### What you have to do:
From the listing, collect all lines containing the word "alpha".

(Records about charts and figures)
──────

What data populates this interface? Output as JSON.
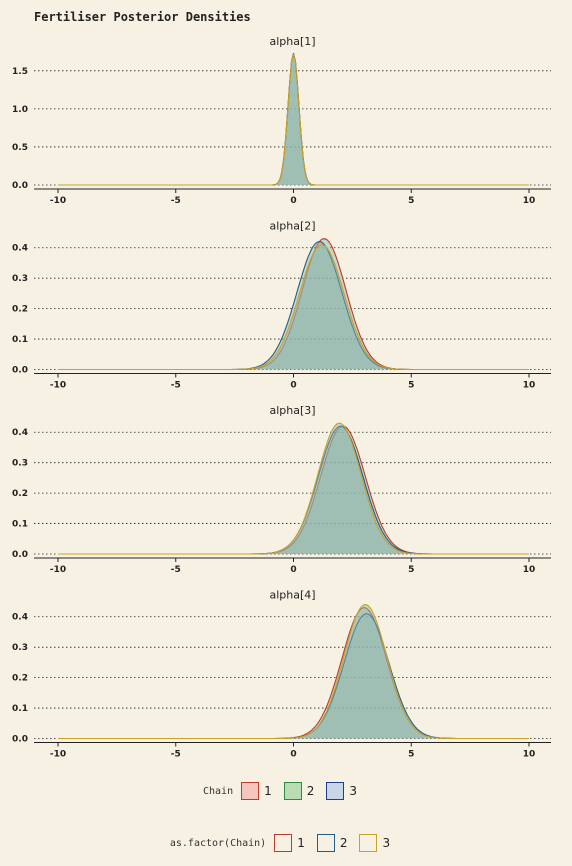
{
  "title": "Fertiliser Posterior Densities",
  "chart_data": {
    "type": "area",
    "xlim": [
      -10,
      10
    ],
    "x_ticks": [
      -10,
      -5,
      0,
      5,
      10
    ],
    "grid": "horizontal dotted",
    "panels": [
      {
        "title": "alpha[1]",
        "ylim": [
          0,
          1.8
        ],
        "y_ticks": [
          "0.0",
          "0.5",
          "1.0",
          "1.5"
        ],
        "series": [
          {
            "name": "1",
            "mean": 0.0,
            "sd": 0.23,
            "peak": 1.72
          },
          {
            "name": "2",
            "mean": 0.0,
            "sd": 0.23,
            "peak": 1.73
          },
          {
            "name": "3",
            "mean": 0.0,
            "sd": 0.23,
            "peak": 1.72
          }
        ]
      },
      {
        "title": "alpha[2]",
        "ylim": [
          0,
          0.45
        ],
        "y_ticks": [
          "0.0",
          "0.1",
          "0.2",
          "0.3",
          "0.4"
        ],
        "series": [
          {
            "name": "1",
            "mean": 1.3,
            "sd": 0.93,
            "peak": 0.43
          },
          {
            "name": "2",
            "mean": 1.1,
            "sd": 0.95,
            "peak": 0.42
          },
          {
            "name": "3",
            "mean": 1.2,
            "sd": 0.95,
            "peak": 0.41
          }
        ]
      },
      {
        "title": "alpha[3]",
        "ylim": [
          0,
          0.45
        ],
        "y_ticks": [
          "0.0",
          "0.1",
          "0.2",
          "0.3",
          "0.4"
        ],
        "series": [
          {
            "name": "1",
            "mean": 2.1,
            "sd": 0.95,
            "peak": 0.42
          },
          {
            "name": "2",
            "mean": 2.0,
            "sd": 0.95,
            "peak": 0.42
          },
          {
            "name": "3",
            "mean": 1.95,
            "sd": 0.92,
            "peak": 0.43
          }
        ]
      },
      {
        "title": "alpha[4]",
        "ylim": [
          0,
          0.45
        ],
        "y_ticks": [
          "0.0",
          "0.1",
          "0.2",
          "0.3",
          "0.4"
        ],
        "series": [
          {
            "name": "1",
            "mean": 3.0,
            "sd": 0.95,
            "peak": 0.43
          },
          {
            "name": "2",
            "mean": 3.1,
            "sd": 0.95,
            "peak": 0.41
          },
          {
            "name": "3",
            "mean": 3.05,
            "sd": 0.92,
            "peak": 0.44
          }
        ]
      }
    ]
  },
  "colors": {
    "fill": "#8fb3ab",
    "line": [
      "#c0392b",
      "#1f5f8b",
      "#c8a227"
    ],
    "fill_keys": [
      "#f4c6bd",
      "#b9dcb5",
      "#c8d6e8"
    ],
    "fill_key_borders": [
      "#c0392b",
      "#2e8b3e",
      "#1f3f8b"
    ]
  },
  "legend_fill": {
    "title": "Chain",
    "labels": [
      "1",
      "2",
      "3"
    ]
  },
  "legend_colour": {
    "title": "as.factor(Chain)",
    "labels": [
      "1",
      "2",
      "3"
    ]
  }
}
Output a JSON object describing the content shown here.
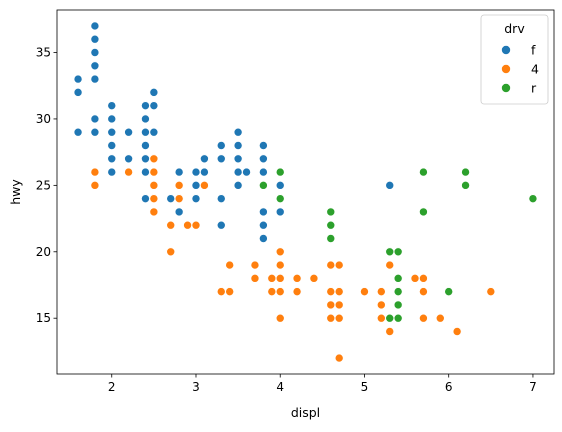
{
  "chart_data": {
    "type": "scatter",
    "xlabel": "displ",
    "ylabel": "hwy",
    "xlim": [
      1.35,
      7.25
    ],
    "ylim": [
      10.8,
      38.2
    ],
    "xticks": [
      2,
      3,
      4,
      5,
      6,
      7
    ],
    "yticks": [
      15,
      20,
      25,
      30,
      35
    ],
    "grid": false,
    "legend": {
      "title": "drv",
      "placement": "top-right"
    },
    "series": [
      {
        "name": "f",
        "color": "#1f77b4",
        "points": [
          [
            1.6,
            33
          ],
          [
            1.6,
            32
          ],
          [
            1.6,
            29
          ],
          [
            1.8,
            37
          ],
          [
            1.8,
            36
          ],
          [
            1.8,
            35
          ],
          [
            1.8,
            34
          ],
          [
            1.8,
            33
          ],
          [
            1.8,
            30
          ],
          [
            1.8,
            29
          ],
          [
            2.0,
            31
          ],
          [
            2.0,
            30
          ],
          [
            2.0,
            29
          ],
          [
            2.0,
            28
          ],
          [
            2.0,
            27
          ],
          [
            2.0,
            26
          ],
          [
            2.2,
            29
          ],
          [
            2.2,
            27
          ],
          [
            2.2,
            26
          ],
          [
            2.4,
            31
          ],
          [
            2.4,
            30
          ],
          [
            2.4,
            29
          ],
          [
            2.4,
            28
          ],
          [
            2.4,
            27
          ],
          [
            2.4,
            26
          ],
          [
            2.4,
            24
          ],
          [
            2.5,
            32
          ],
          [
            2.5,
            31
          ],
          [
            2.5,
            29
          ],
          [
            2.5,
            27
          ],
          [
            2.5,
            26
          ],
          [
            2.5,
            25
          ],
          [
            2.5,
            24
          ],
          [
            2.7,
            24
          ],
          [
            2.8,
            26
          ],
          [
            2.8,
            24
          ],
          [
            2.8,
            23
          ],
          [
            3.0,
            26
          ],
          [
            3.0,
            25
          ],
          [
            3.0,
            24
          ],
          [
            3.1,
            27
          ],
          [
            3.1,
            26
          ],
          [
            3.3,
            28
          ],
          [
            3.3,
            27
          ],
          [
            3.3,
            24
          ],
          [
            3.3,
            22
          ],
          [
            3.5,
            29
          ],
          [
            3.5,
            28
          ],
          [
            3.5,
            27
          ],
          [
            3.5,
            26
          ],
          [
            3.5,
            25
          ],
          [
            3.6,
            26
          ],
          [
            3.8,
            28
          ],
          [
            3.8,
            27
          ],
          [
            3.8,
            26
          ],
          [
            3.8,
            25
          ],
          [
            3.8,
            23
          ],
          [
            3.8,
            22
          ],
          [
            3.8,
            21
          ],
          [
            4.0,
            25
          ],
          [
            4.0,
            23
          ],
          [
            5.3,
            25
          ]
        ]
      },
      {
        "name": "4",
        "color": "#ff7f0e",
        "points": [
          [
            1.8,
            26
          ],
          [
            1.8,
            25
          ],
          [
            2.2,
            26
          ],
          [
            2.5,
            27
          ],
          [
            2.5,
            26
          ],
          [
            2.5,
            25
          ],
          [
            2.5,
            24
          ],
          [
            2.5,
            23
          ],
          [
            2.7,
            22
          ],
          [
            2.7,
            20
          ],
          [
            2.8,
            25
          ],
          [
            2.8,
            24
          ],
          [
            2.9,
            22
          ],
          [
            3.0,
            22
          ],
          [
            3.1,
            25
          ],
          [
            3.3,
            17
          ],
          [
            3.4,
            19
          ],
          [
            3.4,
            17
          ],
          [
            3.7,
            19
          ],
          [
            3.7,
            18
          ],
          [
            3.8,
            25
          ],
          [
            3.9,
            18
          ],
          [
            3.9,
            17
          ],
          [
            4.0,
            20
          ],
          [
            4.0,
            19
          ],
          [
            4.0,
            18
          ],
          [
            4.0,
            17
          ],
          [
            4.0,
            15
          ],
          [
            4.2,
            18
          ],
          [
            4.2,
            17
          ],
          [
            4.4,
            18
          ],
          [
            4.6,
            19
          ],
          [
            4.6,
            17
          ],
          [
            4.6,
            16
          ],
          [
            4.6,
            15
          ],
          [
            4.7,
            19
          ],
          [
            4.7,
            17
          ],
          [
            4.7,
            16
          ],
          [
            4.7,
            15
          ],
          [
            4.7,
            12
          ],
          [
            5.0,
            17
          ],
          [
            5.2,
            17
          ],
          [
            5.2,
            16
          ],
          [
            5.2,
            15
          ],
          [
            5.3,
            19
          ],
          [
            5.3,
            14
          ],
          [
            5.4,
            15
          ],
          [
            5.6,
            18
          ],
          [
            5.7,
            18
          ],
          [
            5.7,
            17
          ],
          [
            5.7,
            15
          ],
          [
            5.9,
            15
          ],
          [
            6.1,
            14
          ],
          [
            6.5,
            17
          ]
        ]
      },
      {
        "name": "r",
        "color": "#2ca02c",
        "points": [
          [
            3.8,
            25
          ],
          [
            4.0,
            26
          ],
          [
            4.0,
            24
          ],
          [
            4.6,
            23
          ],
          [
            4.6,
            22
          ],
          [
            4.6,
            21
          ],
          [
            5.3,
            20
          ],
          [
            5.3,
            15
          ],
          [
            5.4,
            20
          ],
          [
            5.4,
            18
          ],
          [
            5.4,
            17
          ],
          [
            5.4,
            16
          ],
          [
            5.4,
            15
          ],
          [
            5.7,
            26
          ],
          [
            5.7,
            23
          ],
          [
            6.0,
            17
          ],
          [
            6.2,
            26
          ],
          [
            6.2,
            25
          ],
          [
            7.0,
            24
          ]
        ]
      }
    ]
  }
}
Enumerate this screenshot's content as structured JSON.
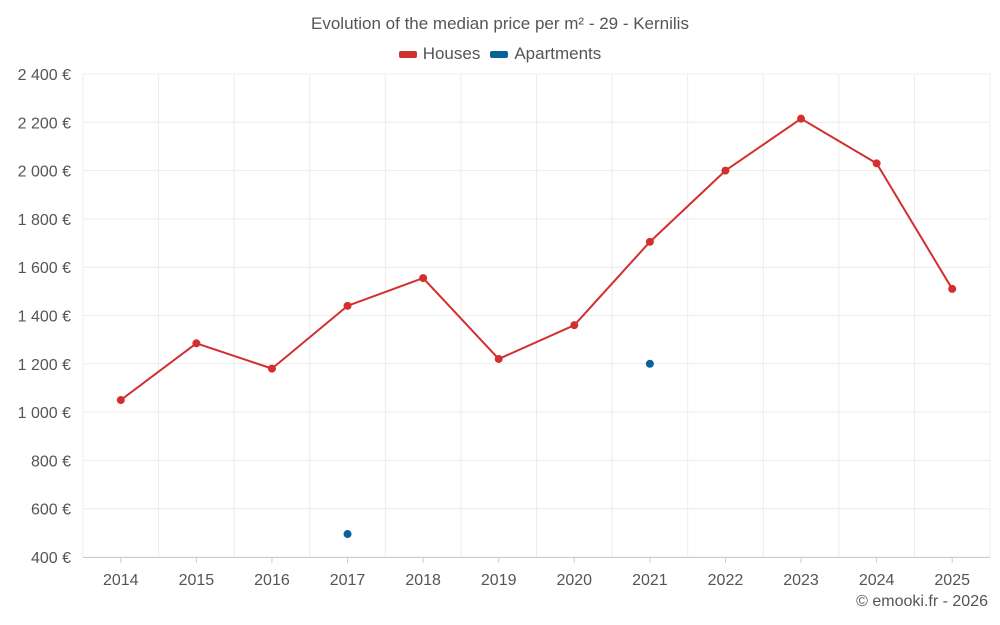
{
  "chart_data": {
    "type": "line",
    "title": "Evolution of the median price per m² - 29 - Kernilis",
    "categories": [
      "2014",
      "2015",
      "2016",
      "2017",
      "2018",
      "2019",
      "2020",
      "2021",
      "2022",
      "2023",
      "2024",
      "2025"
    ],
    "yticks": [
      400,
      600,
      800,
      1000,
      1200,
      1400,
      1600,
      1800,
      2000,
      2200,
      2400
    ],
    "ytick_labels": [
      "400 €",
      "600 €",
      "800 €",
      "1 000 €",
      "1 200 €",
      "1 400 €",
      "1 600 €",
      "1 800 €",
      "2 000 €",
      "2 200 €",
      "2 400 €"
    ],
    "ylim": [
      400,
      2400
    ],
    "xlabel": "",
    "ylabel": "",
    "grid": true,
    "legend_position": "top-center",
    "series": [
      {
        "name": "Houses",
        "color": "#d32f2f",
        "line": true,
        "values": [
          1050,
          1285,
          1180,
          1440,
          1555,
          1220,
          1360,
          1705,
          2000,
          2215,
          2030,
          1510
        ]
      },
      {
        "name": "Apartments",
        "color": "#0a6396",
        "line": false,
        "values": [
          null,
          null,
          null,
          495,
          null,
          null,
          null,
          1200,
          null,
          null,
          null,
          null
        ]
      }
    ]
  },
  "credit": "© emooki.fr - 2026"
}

──────

### Worked answer:
        "title": "alpha[1]",
        "title": "alpha[2]",
        "title": "alpha[3]",
        "title": "alpha[4]",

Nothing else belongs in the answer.